◆ Instructions for the task
Copy every line of the data that includes the string "apply".

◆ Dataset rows
------------------------------------
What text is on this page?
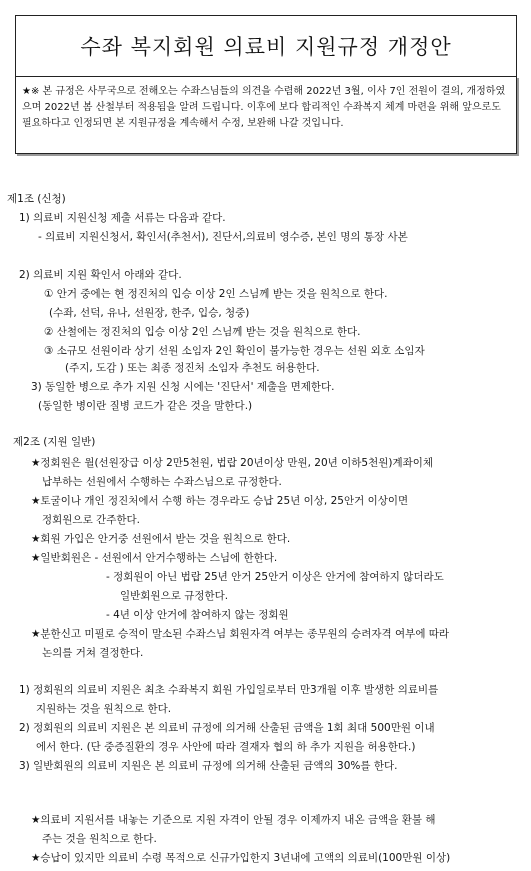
수좌 복지회원 의료비 지원규정 개정안
★※ 본 규정은 사무국으로 전해오는 수좌스님들의 의견을 수렴해 2022년 3월, 이사 7인 전원이 결의, 개정하였으며 2022년 봄 산철부터 적용됨을 알려 드립니다. 이후에 보다 합리적인 수좌복지 체계 마련을 위해 앞으로도 필요하다고 인정되면 본 지원규정을 계속해서 수정, 보완해 나갈 것입니다.
제1조 (신청)
1) 의료비 지원신청 제출 서류는 다음과 같다.
- 의료비 지원신청서, 확인서(추천서), 진단서,의료비 영수증, 본인 명의 통장 사본
2) 의료비 지원 확인서 아래와 같다.
① 안거 중에는 현 정진처의 입승 이상 2인 스님께 받는 것을 원칙으로 한다.
(수좌, 선덕, 유나, 선원장, 한주, 입승, 청중)
② 산철에는 정진처의 입승 이상 2인 스님께 받는 것을 원칙으로 한다.
③ 소규모 선원이라 상기 선원 소임자 2인 확인이 불가능한 경우는 선원 외호 소임자
(주지, 도감 ) 또는 최종 정진처 소임자 추천도 허용한다.
3) 동일한 병으로 추가 지원 신청 시에는 '진단서' 제출을 면제한다.
(동일한 병이란 질병 코드가 같은 것을 말한다.)
제2조 (지원 일반)
★정회원은 월(선원장급 이상 2만5천원, 법랍 20년이상 만원, 20년 이하5천원)계좌이체
납부하는 선원에서 수행하는 수좌스님으로 규정한다.
★토굴이나 개인 정진처에서 수행 하는 경우라도 승납 25년 이상, 25안거 이상이면
정회원으로 간주한다.
★회원 가입은 안거중 선원에서 받는 것을 원칙으로 한다.
★일반회원은 - 선원에서 안거수행하는 스님에 한한다.
- 정회원이 아닌 법랍 25년 안거 25안거 이상은 안거에 참여하지 않더라도
일반회원으로 규정한다.
- 4년 이상 안거에 참여하지 않는 정회원
★분한신고 미필로 승적이 말소된 수좌스님 회원자격 여부는 종무원의 승려자격 여부에 따라
논의를 거쳐 결정한다.
1) 정회원의 의료비 지원은 최초 수좌복지 회원 가입일로부터 만3개월 이후 발생한 의료비를
지원하는 것을 원칙으로 한다.
2) 정회원의 의료비 지원은 본 의료비 규정에 의거해 산출된 금액을 1회 최대 500만원 이내
에서 한다. (단 중증질환의 경우 사안에 따라 결재자 협의 하 추가 지원을 허용한다.)
3) 일반회원의 의료비 지원은 본 의료비 규정에 의거해 산출된 금액의 30%를 한다.
★의료비 지원서를 내놓는 기준으로 지원 자격이 안될 경우 이제까지 내온 금액을 환불 해
주는 것을 원칙으로 한다.
★승납이 있지만 의료비 수령 목적으로 신규가입한지 3년내에 고액의 의료비(100만원 이상)
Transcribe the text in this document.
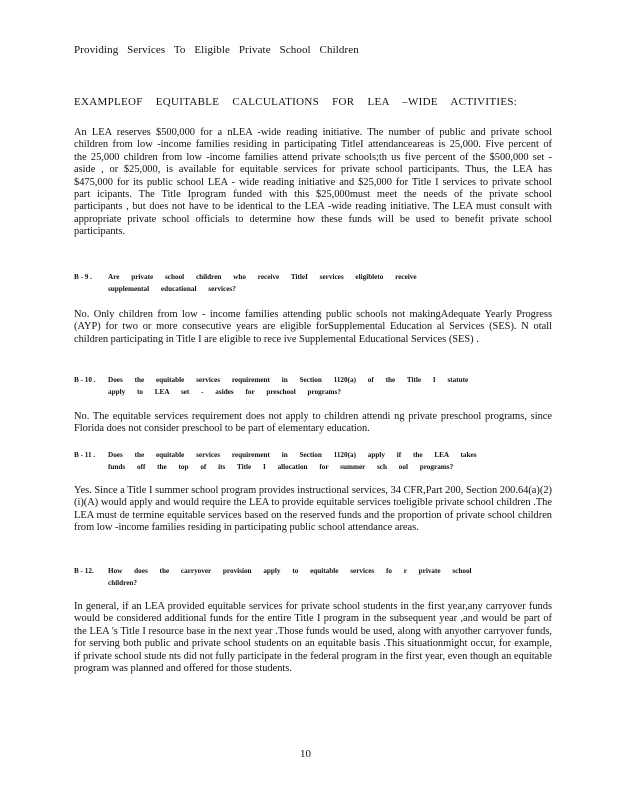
Providing Services To Eligible Private School Children
EXAMPLEOF EQUITABLE CALCULATIONS FOR LEA –WIDE ACTIVITIES:
An LEA reserves $500,000 for a nLEA -wide reading initiative. The number of public and private school children from low -income families residing in participating TitleI attendanceareas is 25,000. Five percent of the 25,000 children from low -income families attend private schools;th us five percent of the $500,000 set -aside , or $25,000, is available for equitable services for private school participants. Thus, the LEA has $475,000 for its public school LEA - wide reading initiative and $25,000 for Title I services to private school part icipants. The Title Iprogram funded with this $25,000must meet the needs of the private school participants , but does not have to be identical to the LEA -wide reading initiative. The LEA must consult with appropriate private school officials to determine how these funds will be used to benefit private school participants.
B - 9 . Are private school children who receive TitleI services eligibleto receive
supplemental educational services?
No. Only children from low - income families attending public schools not makingAdequate Yearly Progress (AYP) for two or more consecutive years are eligible forSupplemental Education al Services (SES). N otall children participating in Title I are eligible to rece ive Supplemental Educational Services (SES) .
B - 10 . Does the equitable services requirement in Section 1120(a) of the Title I statute
apply to LEA set - asides for preschool programs?
No. The equitable services requirement does not apply to children attendi ng private preschool programs, since Florida does not consider preschool to be part of elementary education.
B - 11 . Does the equitable services requirement in Section 1120(a) apply if the LEA takes
funds off the top of its Title I allocation for summer sch ool programs?
Yes. Since a Title I summer school program provides instructional services, 34 CFR,Part 200, Section 200.64(a)(2)(i)(A) would apply and would require the LEA to provide equitable services toeligible private school children .The LEA must de termine equitable services based on the reserved funds and the proportion of private school children from low -income families residing in participating public school attendance areas.
B - 12. How does the carryover provision apply to equitable services fo r private school
children?
In general, if an LEA provided equitable services for private school students in the first year,any carryover funds would be considered additional funds for the entire Title I program in the subsequent year ,and would be part of the LEA 's Title I resource base in the next year .Those funds would be used, along with anyother carryover funds, for serving both public and private school students on an equitable basis .This situationmight occur, for example, if private school stude nts did not fully participate in the federal program in the first year, even though an equitable program was planned and offered for those students.
10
------------------------------------
◆ Answer to this problem
apply to LEA set - asides for preschool programs?
No. The equitable services requirement does not apply to children attendi ng private preschool programs, since Florida does not consider preschool to be part of elementary education.
B - 11 . Does the equitable services requirement in Section 1120(a) apply if the LEA takes
Yes. Since a Title I summer school program provides instructional services, 34 CFR,Part 200, Section 200.64(a)(2)(i)(A) would apply and would require the LEA to provide equitable services toeligible private school children .The LEA must de termine equitable services based on the reserved funds and the proportion of private school children from low -income families residing in participating public school attendance areas.
B - 12. How does the carryover provision apply to equitable services fo r private school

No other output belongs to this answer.